Required work: Identify each line in the records below that contains the word "object", and copy it.

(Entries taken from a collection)
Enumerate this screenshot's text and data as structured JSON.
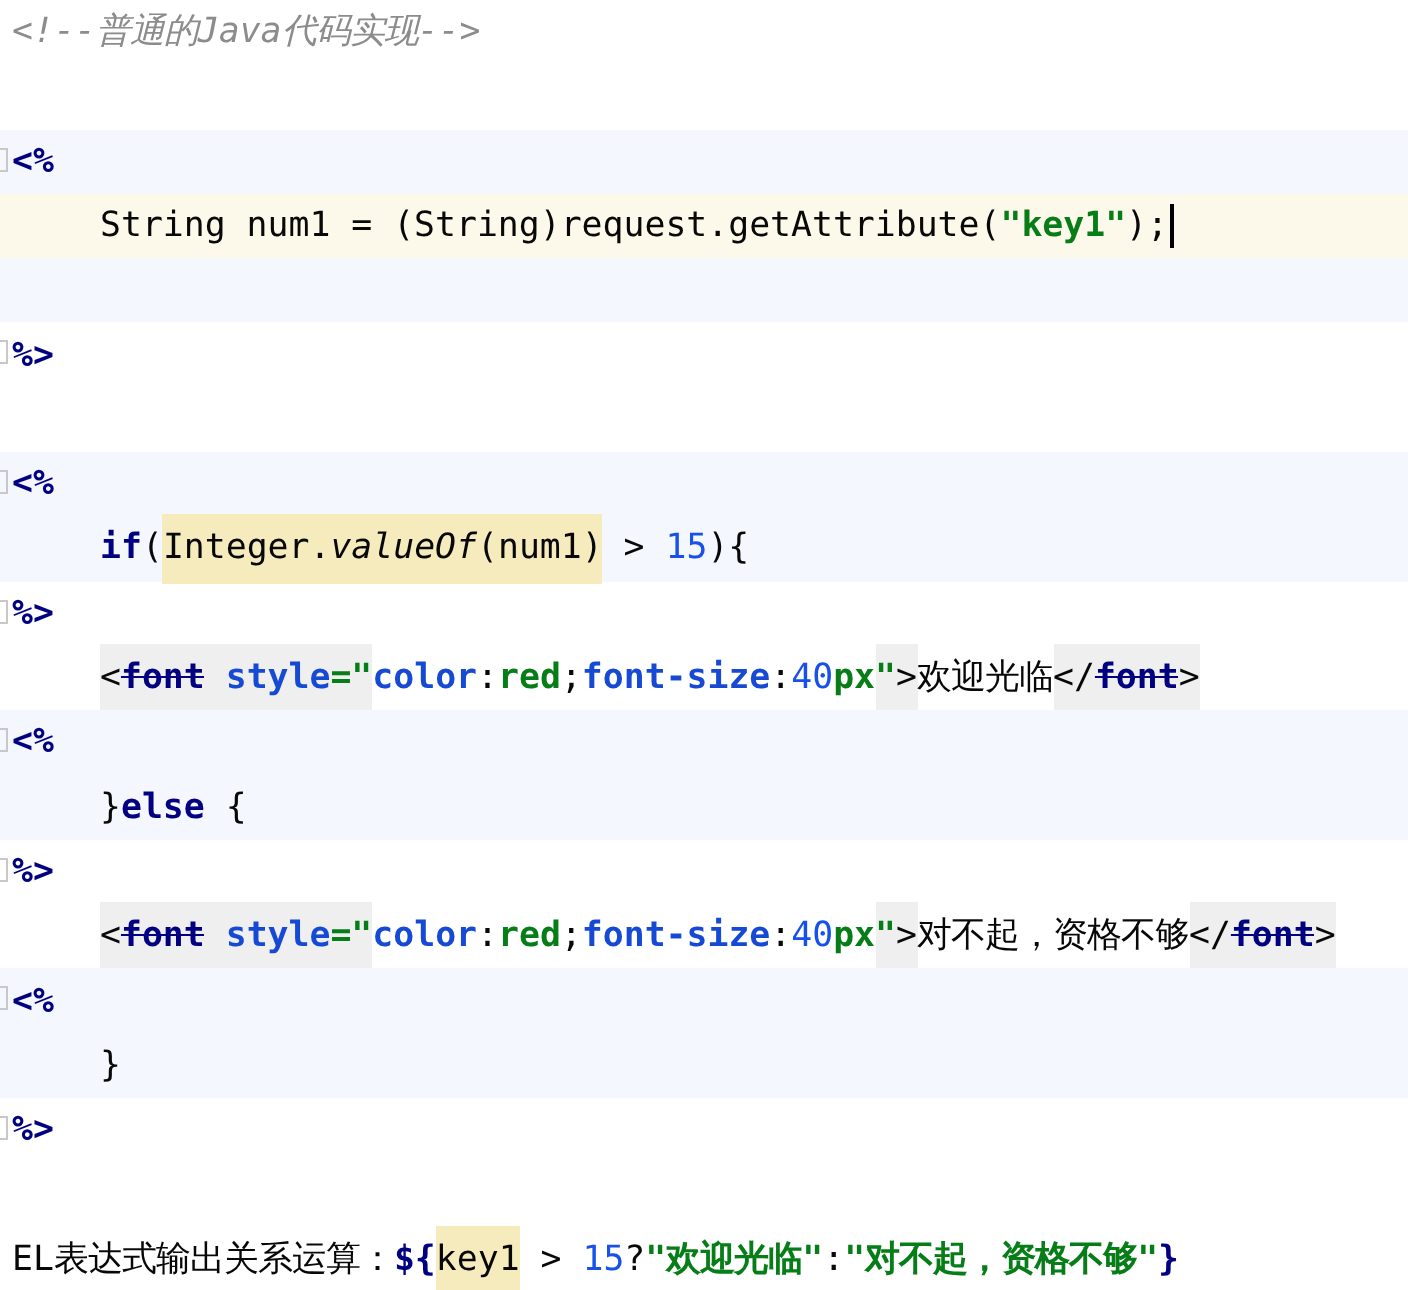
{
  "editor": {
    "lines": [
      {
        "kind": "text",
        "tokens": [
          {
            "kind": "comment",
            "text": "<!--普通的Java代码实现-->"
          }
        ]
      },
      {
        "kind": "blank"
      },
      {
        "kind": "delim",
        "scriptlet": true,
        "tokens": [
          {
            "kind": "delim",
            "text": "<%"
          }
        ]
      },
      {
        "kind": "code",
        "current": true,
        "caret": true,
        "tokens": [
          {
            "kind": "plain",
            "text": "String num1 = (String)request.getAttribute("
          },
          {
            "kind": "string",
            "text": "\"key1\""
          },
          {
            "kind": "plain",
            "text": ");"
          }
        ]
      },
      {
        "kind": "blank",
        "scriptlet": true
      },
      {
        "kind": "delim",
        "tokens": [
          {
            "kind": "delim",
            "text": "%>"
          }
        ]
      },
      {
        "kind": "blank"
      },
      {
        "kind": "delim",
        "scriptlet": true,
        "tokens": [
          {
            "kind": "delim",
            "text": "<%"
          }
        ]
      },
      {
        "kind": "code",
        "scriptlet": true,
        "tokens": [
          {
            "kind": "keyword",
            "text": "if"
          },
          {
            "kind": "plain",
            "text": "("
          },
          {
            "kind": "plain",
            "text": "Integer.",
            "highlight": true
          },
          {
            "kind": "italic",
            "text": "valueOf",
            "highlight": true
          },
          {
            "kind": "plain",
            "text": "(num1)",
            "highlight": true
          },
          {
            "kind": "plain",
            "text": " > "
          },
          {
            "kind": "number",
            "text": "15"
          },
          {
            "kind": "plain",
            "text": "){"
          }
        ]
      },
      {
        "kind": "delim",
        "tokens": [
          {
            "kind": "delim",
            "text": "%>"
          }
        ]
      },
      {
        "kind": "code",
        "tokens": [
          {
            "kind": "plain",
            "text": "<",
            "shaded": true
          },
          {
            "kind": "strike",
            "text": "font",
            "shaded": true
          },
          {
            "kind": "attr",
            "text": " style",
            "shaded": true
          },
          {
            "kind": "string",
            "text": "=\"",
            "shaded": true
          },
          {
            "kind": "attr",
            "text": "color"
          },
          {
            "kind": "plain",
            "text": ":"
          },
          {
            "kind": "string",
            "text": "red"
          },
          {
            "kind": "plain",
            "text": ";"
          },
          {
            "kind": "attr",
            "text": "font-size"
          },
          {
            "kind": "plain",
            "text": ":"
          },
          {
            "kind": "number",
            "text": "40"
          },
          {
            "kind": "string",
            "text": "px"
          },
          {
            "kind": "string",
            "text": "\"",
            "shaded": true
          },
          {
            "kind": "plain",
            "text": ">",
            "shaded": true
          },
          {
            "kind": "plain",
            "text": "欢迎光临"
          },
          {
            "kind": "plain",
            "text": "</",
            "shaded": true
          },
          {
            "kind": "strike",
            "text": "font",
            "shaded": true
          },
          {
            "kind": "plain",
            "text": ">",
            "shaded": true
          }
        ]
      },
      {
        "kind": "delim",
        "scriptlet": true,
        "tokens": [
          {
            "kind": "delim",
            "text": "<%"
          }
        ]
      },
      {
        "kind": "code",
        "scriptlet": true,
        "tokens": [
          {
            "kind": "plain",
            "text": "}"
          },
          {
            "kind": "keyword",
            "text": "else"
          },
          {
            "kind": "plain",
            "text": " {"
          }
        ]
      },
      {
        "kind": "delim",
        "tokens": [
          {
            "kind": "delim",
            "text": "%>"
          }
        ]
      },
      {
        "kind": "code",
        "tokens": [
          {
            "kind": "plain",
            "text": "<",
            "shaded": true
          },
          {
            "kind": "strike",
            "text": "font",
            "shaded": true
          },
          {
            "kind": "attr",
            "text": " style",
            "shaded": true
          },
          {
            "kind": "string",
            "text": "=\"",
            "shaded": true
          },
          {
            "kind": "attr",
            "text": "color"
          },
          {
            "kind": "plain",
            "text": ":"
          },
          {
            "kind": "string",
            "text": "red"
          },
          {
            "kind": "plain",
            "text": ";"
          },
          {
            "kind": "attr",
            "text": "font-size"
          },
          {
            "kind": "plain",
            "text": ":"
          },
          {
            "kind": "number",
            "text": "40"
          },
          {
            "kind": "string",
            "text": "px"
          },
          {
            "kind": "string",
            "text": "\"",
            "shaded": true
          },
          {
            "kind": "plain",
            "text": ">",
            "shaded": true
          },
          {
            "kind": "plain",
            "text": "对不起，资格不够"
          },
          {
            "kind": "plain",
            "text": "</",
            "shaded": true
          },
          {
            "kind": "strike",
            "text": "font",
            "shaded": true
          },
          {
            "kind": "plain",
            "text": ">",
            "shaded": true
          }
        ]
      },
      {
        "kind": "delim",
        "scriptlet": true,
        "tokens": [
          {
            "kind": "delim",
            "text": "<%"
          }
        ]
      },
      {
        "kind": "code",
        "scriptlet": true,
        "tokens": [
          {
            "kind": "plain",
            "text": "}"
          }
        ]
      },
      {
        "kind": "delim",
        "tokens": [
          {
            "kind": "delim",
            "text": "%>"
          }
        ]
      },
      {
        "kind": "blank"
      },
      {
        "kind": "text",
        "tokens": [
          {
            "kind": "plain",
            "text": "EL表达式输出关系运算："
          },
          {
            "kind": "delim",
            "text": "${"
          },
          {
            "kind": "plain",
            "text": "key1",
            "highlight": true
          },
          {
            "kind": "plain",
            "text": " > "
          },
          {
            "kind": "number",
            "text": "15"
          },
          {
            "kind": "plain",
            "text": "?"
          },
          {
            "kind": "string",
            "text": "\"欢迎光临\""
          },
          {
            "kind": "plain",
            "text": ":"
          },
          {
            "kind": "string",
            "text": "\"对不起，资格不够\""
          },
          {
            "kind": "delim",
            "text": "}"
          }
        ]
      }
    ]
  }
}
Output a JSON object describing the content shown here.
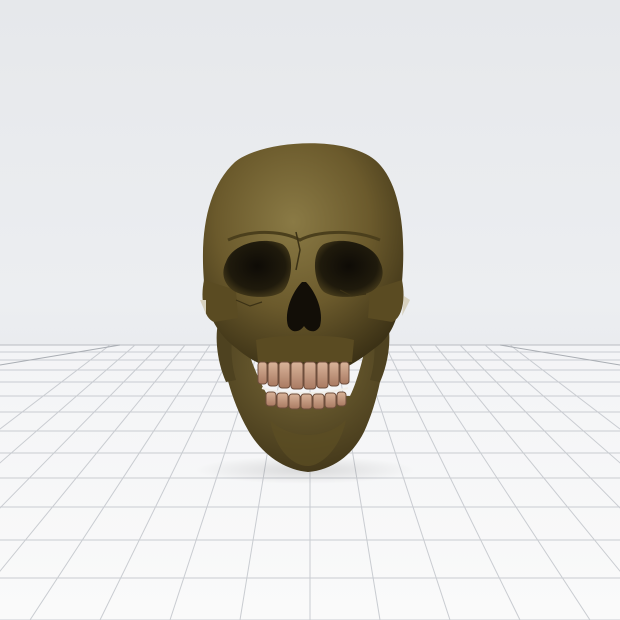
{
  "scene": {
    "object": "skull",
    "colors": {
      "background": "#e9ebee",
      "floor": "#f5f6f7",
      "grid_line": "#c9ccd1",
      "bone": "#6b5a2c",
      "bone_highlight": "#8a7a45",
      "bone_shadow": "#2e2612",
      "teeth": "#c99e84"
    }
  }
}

Problem solution:
Output a JSON object describing the content shown here.
    "object": "skull",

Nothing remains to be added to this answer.